*WHAT TO DO*: State how many lines of the entries hold the string "title", and nothing more.

*LISTED RECORDS*:

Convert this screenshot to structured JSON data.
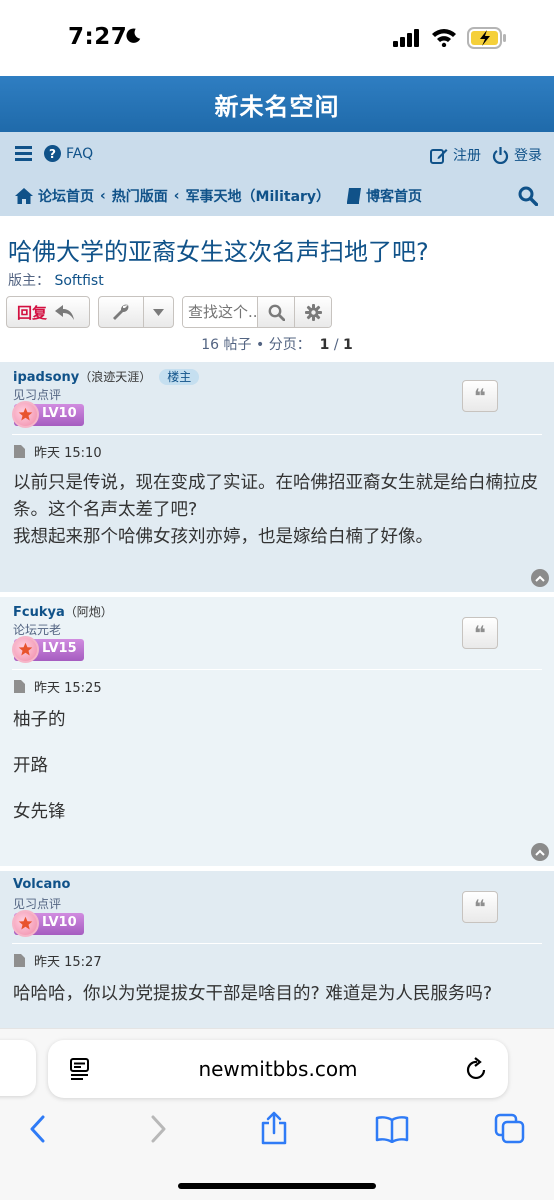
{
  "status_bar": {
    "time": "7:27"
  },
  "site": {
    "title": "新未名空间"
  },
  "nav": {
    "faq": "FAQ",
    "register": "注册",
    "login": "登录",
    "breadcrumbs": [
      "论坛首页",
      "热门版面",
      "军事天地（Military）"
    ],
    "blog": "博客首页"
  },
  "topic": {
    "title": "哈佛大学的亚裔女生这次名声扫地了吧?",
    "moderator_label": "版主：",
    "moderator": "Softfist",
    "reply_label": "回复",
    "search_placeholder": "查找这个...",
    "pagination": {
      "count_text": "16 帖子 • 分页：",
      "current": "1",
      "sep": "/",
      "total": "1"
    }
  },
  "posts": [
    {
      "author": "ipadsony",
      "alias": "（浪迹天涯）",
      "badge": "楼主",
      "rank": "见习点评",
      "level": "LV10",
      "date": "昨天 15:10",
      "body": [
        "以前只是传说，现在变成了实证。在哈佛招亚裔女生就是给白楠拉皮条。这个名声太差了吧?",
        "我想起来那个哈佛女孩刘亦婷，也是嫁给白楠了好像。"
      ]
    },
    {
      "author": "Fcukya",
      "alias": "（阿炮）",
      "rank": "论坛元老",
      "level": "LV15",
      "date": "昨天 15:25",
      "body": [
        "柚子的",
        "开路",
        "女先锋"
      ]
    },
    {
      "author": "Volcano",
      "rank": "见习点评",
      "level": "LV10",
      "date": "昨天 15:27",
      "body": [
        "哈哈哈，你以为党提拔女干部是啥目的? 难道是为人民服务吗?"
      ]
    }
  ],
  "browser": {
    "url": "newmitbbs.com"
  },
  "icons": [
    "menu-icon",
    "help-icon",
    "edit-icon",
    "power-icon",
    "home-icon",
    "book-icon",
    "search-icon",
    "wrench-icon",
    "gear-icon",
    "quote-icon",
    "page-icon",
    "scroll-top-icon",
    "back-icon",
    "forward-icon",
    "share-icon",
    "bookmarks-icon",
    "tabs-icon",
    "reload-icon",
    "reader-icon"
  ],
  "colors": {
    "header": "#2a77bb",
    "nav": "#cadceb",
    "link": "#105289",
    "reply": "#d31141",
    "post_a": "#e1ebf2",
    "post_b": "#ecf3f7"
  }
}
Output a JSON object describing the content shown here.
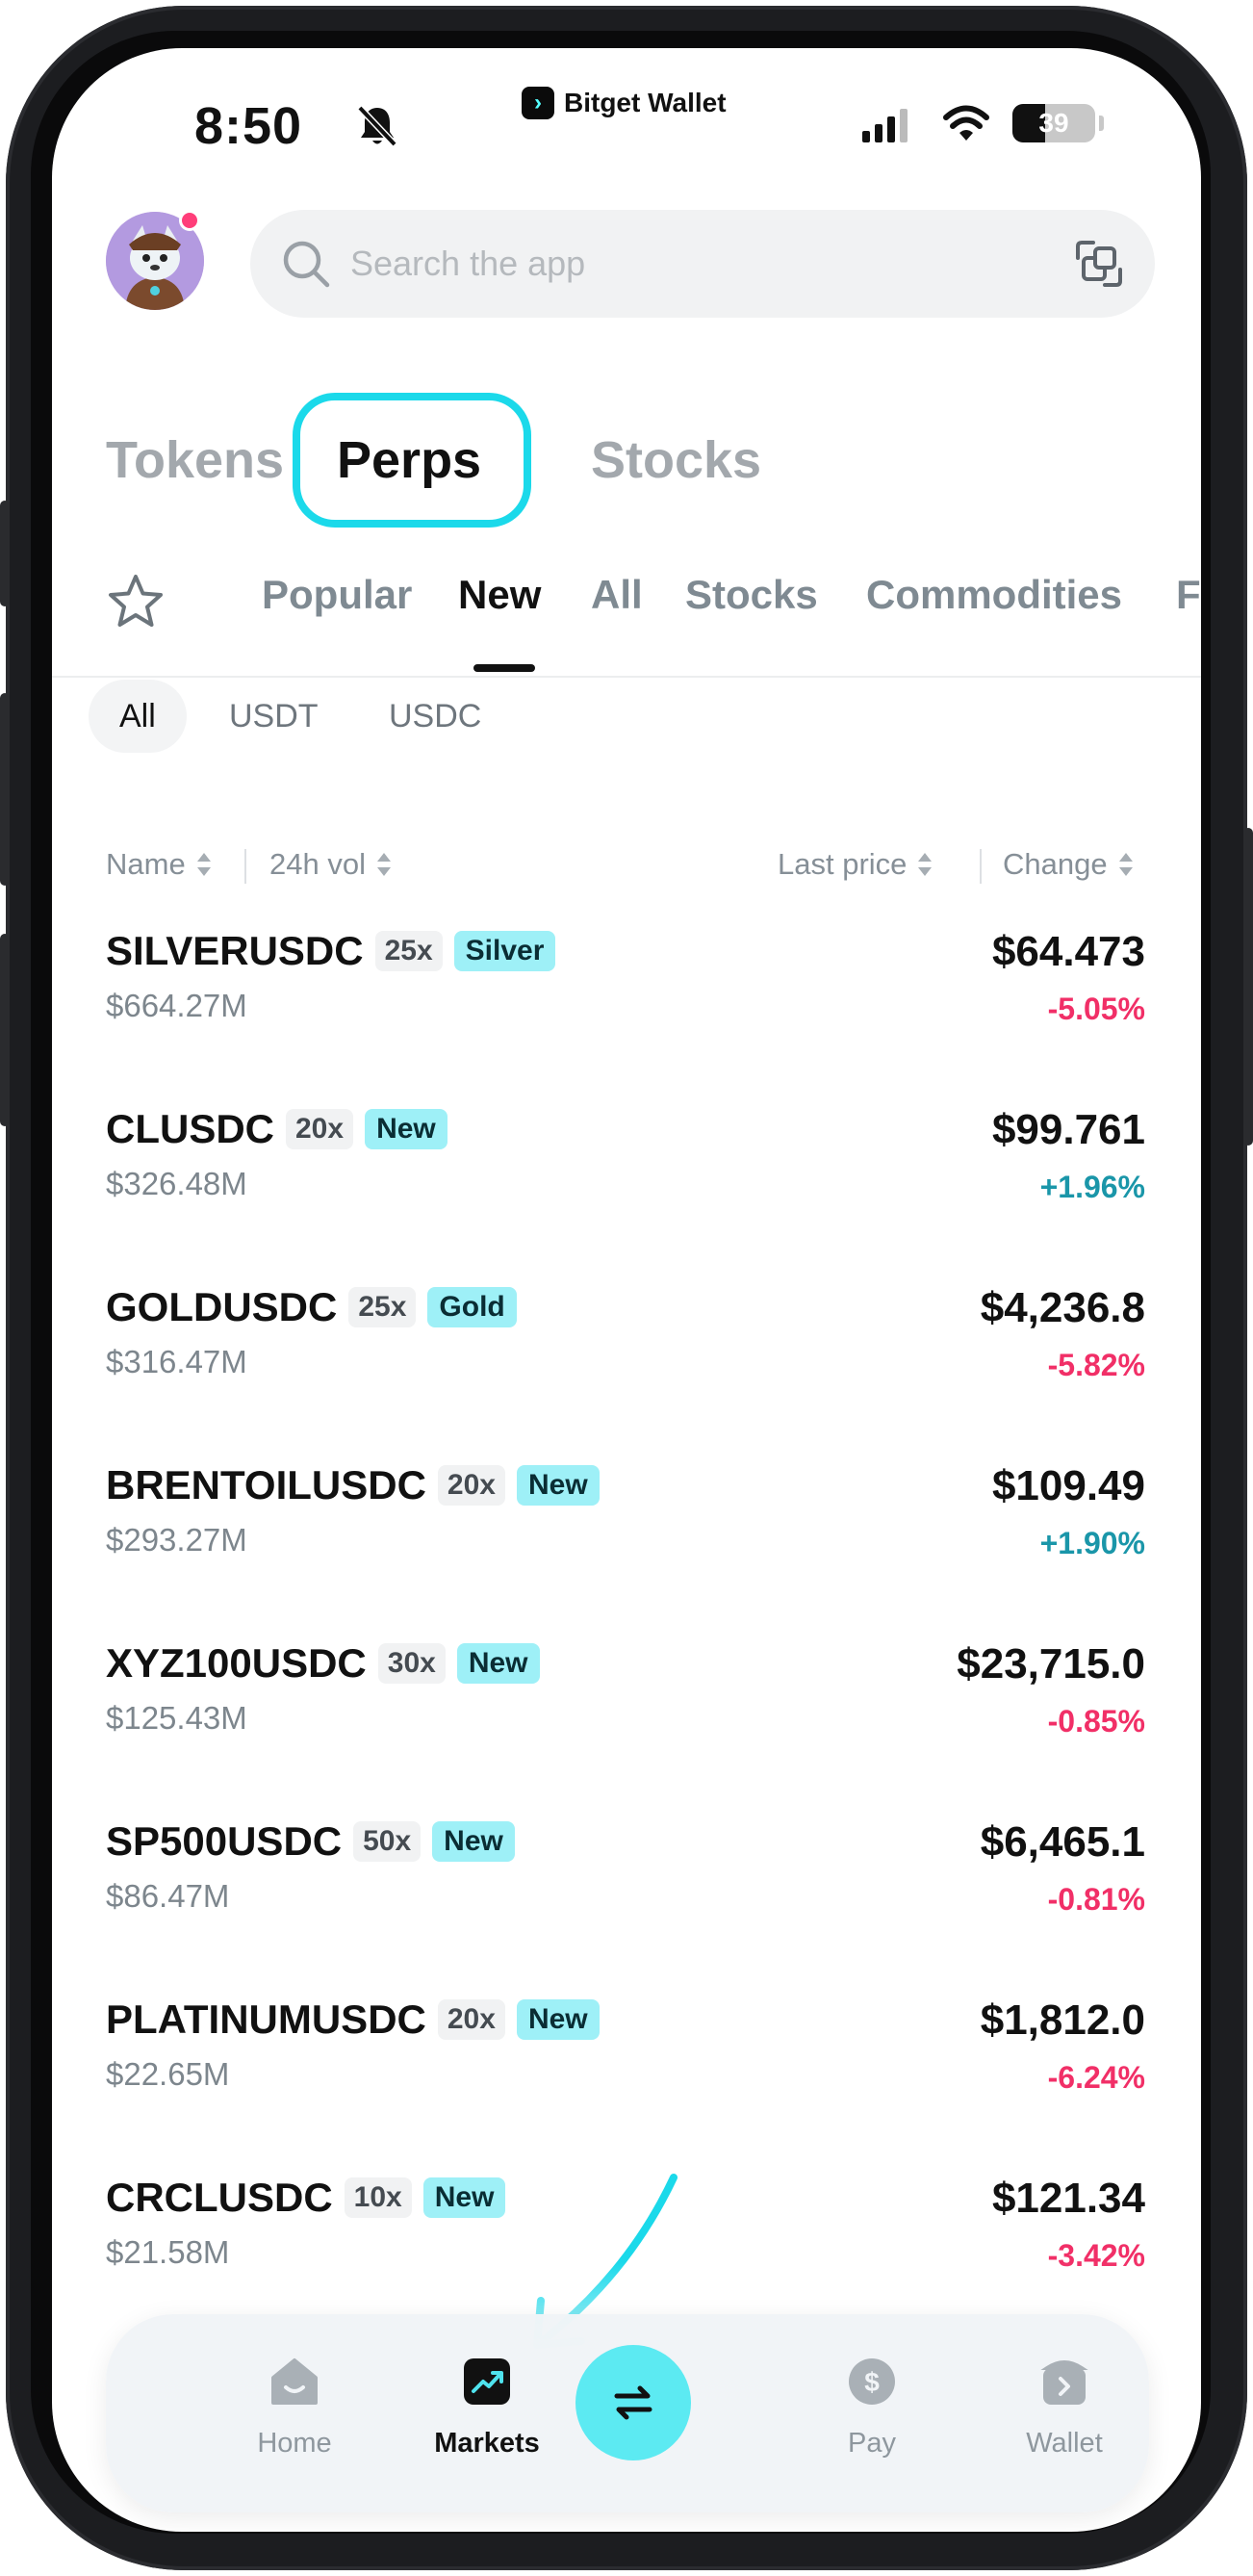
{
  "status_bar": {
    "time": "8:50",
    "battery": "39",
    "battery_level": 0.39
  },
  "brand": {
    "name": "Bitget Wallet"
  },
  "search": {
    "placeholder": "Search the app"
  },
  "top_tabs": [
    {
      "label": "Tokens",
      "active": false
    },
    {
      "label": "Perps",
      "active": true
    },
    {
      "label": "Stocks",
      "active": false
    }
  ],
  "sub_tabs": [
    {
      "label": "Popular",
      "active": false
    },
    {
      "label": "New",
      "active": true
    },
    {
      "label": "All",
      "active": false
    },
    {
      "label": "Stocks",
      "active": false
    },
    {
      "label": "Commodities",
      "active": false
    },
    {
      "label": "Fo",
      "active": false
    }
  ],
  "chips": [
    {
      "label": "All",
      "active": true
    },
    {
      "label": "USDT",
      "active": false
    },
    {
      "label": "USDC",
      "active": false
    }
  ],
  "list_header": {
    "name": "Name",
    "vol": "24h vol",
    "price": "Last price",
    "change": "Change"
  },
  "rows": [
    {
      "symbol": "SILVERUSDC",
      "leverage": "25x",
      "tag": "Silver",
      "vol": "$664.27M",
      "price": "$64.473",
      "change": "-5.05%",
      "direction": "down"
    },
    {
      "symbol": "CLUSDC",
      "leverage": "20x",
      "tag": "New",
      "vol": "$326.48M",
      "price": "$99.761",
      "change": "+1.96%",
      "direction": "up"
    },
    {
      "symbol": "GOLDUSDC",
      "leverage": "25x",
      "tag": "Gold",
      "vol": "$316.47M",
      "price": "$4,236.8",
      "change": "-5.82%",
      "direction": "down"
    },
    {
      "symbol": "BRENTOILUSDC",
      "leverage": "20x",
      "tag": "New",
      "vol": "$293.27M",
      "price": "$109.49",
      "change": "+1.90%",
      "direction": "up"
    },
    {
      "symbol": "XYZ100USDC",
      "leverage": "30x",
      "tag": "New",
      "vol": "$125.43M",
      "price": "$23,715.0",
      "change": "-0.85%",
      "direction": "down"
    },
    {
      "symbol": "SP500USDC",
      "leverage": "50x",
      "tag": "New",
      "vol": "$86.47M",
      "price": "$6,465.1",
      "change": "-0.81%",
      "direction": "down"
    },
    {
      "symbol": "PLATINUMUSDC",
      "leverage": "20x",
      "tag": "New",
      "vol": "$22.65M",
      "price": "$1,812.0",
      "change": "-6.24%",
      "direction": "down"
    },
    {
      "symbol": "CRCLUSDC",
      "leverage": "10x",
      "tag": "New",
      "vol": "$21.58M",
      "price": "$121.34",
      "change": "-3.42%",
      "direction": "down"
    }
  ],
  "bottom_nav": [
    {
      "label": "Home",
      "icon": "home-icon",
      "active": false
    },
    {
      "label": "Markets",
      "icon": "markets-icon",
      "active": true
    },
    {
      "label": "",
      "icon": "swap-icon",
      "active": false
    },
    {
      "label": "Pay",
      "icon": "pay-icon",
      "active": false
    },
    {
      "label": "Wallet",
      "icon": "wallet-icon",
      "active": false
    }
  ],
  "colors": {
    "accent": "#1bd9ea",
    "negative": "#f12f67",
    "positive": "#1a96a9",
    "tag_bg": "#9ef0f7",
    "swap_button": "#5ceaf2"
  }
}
---
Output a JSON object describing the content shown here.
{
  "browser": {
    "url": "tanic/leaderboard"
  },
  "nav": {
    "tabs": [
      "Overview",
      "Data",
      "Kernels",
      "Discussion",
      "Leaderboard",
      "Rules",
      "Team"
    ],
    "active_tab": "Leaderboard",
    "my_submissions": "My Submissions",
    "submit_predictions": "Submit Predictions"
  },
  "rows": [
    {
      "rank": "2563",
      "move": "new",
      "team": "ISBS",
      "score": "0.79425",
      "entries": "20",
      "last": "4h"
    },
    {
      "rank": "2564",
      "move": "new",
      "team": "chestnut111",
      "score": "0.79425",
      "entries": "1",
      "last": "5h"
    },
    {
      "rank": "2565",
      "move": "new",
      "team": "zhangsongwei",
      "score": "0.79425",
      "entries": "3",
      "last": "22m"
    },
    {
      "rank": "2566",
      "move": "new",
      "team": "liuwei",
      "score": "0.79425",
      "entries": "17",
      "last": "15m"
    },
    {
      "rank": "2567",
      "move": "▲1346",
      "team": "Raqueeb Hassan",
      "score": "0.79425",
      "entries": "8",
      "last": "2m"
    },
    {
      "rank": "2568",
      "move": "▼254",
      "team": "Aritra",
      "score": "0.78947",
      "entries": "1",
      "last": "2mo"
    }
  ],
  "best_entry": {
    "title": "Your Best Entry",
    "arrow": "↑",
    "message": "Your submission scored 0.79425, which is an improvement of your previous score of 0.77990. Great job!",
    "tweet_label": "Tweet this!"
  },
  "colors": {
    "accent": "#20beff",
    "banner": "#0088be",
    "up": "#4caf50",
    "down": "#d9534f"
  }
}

*OUTPUT OF THE TASK*: 3